▶ [Material supplied]:
-=-=-=-=-
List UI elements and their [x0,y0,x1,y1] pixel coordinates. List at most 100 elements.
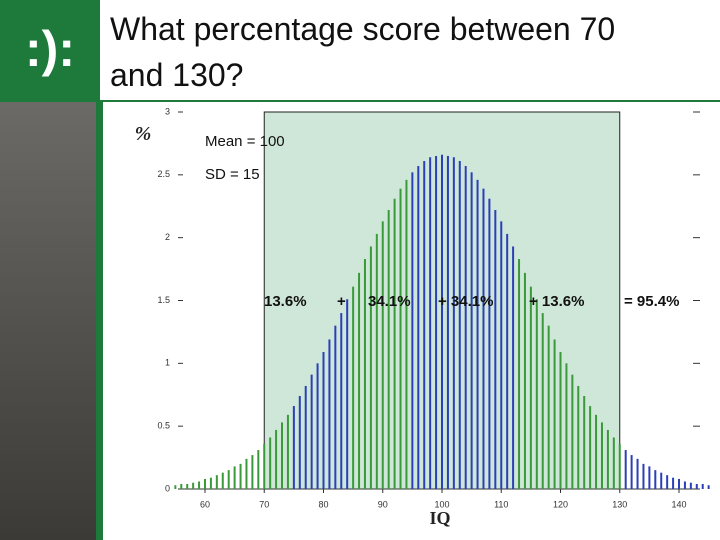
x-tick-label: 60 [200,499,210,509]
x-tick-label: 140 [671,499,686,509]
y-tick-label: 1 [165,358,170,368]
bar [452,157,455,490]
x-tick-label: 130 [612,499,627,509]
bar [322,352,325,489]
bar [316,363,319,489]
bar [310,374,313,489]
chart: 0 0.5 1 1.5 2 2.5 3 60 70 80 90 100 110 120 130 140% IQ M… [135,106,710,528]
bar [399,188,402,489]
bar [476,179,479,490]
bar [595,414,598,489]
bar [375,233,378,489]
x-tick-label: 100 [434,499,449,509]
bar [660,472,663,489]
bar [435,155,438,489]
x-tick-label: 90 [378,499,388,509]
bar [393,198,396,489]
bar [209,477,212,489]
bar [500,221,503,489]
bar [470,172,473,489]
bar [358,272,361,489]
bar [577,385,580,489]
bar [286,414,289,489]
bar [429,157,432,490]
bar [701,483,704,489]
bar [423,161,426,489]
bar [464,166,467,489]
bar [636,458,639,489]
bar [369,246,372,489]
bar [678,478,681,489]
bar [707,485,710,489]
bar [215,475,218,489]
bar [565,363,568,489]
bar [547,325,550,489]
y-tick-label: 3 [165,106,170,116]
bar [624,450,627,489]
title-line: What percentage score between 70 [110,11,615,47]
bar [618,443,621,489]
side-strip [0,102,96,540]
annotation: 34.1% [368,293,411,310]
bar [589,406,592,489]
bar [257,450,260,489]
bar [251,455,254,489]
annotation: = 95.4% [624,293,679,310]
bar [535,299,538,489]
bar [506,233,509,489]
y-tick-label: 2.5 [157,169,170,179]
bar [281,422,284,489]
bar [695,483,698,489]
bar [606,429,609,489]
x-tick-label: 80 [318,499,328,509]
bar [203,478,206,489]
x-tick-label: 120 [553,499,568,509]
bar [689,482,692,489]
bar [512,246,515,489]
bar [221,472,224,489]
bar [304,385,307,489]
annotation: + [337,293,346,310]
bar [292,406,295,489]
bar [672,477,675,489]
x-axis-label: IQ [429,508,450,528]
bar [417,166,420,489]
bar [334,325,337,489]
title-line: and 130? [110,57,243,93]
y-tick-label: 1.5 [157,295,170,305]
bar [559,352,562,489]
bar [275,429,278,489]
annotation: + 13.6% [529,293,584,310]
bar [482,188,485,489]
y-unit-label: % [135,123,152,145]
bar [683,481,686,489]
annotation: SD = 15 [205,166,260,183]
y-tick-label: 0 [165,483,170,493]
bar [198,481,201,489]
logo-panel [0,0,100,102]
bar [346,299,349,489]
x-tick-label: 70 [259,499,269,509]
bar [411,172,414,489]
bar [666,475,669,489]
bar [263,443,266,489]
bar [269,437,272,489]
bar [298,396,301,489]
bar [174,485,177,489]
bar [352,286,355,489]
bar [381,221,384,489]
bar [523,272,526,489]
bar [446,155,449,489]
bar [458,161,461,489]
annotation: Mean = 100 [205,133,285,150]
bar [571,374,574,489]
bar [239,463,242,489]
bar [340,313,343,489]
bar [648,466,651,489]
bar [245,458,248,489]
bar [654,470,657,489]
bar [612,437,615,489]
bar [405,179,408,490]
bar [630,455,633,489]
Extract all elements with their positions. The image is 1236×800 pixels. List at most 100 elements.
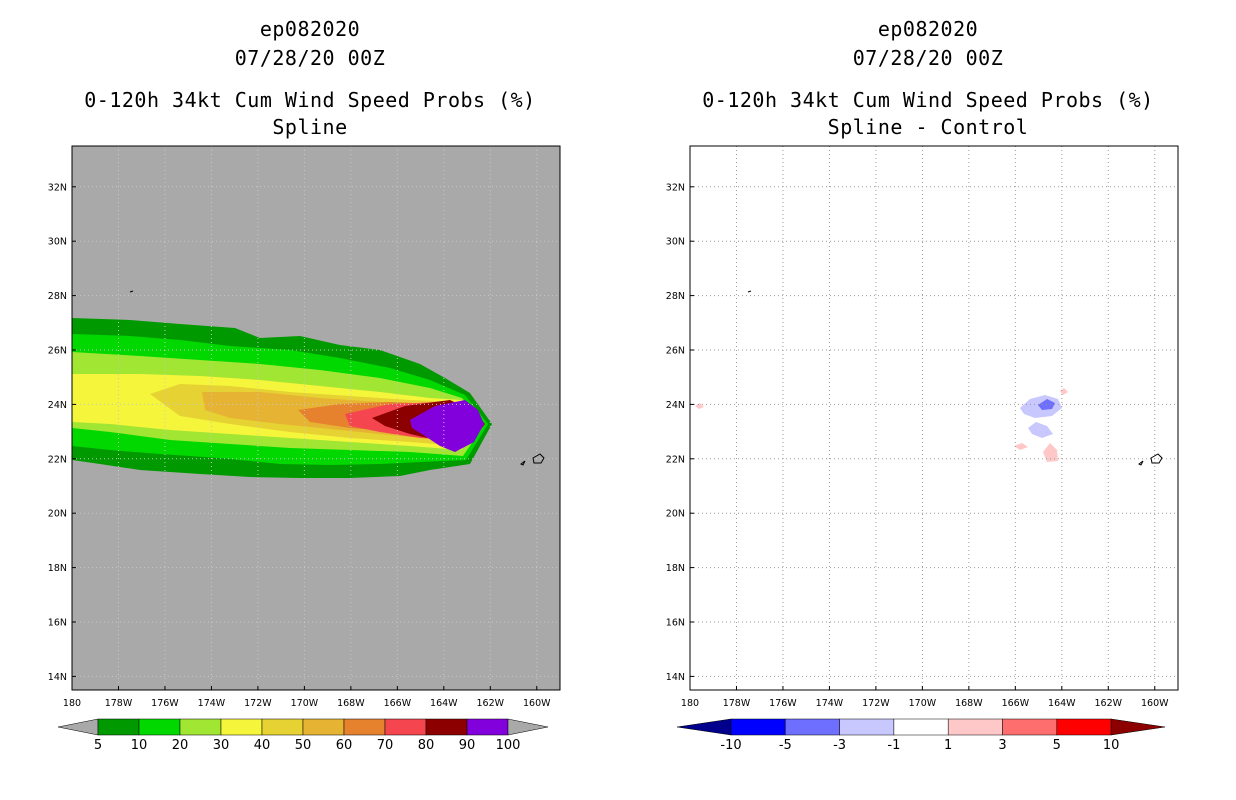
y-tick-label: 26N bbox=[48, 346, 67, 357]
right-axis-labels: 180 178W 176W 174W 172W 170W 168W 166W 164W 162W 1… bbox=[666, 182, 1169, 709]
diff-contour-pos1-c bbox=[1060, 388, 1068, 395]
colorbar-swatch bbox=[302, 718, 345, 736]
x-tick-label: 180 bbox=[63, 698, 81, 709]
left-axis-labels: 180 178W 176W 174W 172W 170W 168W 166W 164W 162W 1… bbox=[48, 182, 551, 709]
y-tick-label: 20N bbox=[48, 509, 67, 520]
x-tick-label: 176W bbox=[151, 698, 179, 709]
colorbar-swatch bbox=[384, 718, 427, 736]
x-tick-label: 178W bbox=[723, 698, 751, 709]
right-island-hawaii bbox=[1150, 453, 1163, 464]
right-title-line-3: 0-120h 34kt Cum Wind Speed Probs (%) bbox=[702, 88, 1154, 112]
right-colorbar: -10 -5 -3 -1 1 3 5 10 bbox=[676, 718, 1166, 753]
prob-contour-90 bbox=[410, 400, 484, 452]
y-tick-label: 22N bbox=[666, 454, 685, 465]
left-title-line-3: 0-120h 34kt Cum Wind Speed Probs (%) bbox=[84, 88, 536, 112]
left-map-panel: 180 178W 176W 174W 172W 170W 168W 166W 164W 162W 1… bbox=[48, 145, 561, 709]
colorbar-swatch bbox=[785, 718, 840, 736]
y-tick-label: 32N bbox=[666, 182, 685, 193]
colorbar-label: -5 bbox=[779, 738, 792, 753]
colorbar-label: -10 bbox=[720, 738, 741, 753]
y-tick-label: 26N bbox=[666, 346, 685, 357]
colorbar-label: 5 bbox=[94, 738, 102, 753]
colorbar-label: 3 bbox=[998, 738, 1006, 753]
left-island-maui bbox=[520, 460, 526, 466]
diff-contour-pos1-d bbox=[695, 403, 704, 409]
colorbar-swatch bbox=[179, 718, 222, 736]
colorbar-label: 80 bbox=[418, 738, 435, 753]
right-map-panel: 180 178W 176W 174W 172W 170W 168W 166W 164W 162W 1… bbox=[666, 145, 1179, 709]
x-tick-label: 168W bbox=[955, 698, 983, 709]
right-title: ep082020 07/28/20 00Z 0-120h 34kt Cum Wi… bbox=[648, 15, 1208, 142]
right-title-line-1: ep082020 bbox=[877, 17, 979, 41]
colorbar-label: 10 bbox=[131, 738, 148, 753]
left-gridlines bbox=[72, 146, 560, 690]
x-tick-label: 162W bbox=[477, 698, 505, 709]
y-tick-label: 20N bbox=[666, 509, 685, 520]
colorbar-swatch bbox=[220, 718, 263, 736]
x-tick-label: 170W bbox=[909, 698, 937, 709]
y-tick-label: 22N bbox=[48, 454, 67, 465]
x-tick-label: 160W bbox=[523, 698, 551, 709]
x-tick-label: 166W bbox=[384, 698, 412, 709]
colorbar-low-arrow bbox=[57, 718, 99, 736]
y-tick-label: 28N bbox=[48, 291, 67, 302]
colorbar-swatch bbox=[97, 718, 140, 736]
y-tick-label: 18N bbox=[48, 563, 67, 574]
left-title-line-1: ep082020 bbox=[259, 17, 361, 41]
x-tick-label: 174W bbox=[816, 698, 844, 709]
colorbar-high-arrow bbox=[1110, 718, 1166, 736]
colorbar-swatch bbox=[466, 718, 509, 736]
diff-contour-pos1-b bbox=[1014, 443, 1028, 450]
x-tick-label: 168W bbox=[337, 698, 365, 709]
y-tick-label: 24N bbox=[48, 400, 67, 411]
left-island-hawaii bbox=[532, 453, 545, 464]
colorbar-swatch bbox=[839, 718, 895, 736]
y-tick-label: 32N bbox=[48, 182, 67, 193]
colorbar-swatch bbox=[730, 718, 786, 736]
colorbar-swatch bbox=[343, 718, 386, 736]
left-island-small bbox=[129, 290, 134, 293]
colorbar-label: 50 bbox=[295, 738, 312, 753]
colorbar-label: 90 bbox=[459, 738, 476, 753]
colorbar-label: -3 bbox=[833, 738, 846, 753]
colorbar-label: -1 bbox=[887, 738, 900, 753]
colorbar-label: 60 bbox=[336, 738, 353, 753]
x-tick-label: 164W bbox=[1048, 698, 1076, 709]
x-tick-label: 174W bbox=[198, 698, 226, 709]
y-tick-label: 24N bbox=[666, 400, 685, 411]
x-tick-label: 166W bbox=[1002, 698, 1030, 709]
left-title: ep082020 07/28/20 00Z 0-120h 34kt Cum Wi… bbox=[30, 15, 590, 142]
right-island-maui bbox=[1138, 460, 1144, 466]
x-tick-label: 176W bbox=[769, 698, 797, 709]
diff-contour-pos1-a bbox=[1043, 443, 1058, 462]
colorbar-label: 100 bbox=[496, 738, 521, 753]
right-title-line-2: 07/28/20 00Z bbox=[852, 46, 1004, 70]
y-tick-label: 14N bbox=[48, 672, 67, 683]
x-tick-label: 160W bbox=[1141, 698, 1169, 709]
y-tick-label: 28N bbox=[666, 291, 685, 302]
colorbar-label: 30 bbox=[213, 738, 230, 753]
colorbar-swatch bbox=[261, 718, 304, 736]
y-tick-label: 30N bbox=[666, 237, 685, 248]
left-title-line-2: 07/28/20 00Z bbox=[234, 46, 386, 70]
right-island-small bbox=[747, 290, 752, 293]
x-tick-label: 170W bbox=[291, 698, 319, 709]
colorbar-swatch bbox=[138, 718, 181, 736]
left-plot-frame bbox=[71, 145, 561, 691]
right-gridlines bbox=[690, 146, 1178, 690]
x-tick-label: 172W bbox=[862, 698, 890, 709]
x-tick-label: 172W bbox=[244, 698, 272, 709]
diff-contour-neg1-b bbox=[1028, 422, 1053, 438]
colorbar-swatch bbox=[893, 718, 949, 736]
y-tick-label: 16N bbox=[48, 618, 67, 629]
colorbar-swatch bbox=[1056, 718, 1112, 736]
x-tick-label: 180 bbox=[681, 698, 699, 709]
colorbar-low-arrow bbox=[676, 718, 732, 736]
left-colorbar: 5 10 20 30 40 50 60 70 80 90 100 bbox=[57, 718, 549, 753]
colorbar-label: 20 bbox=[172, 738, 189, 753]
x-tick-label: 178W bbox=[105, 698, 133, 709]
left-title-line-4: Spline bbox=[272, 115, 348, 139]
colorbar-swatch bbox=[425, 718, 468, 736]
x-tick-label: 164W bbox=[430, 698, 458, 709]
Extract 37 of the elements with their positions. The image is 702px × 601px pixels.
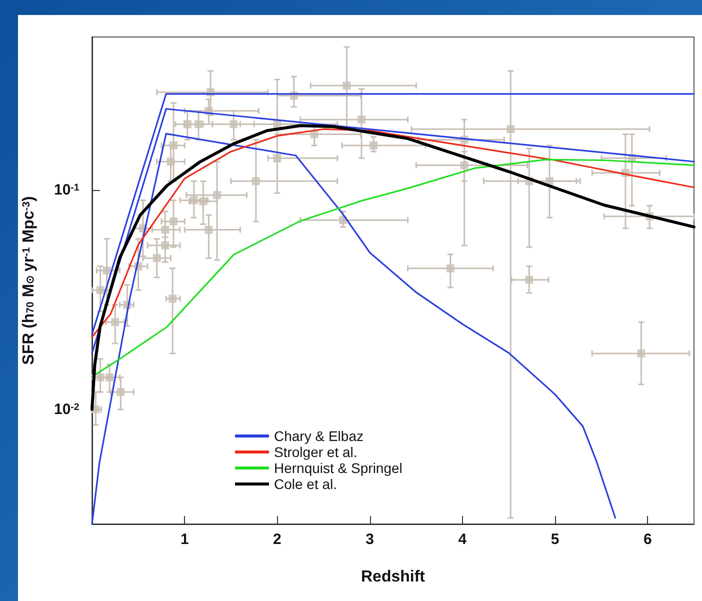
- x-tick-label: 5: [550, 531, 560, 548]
-=-=-=-=-
▶ [Task objective]:
Edit the lines of the listing from the one holding "x-tick-label: 60 [200,499,210,509]" through the one holding "bar [707,485,710,489]", inclusive, so that "x-tick-label" becomes "x-axis-tick" everywhere in them and nothing else changes. Give those lines alone.

▶ [The result]:
x-axis-tick: 60 [200,499,210,509]
x-axis-tick: 140 [671,499,686,509]
y-tick-label: 1 [165,358,170,368]
bar [452,157,455,490]
x-axis-tick: 130 [612,499,627,509]
bar [322,352,325,489]
bar [316,363,319,489]
bar [310,374,313,489]
chart: 0 0.5 1 1.5 2 2.5 3 60 70 80 90 100 110 120 130 140% IQ M… [135,106,710,528]
bar [399,188,402,489]
bar [476,179,479,490]
bar [595,414,598,489]
bar [375,233,378,489]
x-axis-tick: 100 [434,499,449,509]
bar [660,472,663,489]
bar [435,155,438,489]
x-axis-tick: 90 [378,499,388,509]
bar [393,198,396,489]
bar [209,477,212,489]
bar [500,221,503,489]
bar [470,172,473,489]
bar [358,272,361,489]
bar [577,385,580,489]
bar [286,414,289,489]
bar [429,157,432,490]
bar [701,483,704,489]
bar [423,161,426,489]
bar [464,166,467,489]
bar [636,458,639,489]
bar [369,246,372,489]
bar [678,478,681,489]
bar [707,485,710,489]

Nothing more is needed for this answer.